Madagascar, maintenir la volonté politique
CO-FONDATEUR & REDACTEUR EN CHEF
Spécialisé dans la communication et l’analyse politique. Il intervient notamment sur les médias spécialisés sur l’Afrique.
gregory.sileny@madagascar-media.com
Andry Rajoelina est plus proche de la fin de son quinquennat, qu’à son commencement. En arrivant au pouvoir, comme tout président, il suscitait l’espoir, le soulagement aussi, après des années de tension et d’incertitude. Cependant, aucun observateur de la vie politique malagasy n’aurait pu pressentir la pandémie qui a ébranlé le monde dans son entièreté. Si l’Afrique est épargnée en vie humaine, les économies en pâtissent.

▬▬▬▬▬▬

Consigne A:
Répondez à ces questions sur le texte :
(i) Dans quels domaines le cofondateur et rédacteur en chef est-il spécialisé ?
(ii) Quel président est plus proche de la fin de son quinquennat que de son commencement ?
(iii) En Afrique, qu'est-ce qui pâtit de la pandémie ?
Consigne B: Recopiez le passage du texte qui va de « Madagascar, maintenir la » jusqu'à « spécialisés sur l’Afrique. » inclus.
Consigne C:
Dites si chaque affirmation correspond au texte, par oui ou par non, et citez les mots du texte qui le montrent :
(i) Le cofondateur et rédacteur en chef intervient notamment sur des médias spécialisés sur l'Afrique.
(ii) Les observateurs de la vie politique malgache avaient prévu la pandémie.
(iii) En arrivant au pouvoir, Andry Rajoelina suscitait l'espoir.

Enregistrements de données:

▬▬▬▬▬▬

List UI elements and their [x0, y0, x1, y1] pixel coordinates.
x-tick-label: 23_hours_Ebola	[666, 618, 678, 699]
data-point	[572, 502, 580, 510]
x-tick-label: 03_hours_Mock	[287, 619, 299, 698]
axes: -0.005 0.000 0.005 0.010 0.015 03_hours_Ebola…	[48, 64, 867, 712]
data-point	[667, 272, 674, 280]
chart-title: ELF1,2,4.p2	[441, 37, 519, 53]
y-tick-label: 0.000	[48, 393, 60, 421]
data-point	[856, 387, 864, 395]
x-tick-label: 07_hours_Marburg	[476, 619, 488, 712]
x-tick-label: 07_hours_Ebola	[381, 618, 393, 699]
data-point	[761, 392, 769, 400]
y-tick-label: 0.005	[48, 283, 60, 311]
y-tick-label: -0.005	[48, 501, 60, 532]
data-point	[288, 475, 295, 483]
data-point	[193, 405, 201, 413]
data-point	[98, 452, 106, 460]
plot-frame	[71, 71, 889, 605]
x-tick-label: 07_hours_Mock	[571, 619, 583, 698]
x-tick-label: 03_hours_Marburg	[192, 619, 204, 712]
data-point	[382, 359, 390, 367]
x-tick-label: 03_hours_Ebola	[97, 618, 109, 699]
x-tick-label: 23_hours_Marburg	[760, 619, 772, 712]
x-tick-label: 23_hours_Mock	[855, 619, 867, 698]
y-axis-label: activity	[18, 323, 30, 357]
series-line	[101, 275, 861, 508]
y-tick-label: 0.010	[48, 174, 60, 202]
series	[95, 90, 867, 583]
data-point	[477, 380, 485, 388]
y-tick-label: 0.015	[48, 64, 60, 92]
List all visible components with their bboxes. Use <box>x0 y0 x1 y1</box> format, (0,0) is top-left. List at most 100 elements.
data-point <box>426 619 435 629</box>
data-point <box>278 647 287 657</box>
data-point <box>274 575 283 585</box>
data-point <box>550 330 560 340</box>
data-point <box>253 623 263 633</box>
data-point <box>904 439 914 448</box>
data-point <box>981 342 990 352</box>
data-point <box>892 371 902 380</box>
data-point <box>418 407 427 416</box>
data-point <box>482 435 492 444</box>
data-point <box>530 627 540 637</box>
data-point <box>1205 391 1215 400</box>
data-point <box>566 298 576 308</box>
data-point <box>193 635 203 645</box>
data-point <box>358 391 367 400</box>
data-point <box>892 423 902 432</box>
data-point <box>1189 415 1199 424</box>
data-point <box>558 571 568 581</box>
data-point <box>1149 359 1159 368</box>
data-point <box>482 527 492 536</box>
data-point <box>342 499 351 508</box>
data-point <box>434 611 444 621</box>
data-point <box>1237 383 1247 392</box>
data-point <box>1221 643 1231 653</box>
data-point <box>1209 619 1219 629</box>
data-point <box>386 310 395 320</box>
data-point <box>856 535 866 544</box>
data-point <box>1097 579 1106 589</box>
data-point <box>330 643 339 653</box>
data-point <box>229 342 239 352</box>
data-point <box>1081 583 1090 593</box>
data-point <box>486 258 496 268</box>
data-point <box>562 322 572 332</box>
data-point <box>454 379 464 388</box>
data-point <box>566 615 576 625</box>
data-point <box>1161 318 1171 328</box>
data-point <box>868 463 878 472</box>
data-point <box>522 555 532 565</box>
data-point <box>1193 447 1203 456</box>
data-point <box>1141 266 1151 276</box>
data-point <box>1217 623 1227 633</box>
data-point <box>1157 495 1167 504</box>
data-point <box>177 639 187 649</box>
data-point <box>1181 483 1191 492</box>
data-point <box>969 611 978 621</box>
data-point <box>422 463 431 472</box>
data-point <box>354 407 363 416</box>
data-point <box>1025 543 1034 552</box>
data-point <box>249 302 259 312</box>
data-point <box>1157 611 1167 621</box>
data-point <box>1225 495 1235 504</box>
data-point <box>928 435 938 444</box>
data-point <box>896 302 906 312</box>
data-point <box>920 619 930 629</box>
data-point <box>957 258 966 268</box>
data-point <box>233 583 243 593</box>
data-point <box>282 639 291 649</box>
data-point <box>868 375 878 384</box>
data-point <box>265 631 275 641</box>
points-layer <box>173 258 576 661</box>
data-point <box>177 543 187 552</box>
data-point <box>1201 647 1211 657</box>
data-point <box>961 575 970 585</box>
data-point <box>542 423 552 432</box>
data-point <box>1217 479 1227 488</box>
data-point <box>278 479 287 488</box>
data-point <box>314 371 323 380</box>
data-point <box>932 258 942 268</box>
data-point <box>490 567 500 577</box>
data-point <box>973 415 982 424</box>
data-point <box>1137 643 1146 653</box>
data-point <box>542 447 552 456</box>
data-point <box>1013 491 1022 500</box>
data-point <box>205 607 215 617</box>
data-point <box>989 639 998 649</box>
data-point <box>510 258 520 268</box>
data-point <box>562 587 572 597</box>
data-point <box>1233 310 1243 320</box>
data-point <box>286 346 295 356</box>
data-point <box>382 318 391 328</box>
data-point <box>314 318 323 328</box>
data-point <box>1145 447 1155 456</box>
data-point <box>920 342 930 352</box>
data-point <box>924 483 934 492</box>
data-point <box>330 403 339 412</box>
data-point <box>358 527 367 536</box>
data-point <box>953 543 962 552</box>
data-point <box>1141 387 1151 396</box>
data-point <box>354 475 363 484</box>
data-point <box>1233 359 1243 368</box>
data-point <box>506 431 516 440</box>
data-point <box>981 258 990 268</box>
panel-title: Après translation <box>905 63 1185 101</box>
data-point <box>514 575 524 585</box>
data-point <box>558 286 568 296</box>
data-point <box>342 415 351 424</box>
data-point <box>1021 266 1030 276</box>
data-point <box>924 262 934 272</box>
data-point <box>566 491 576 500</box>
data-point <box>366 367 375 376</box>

▬▬▬▬▬▬

Réponse attendue A:
(i) La communication et l'analyse politique.
(ii) Andry Rajoelina.
(iii) Les économies.

Réponse attendue B:
Madagascar, maintenir la volonté politique
CO-FONDATEUR & REDACTEUR EN CHEF
Spécialisé dans la communication et l’analyse politique. Il intervient notamment sur les médias spécialisés sur l’Afrique.

Réponse attendue C:
(i) Oui : « Il intervient notamment sur les médias spécialisés sur l’Afrique. »
(ii) Non : « aucun observateur de la vie politique malagasy n’aurait pu pressentir la pandémie »
(iii) Oui : « En arrivant au pouvoir, comme tout président, il suscitait l’espoir »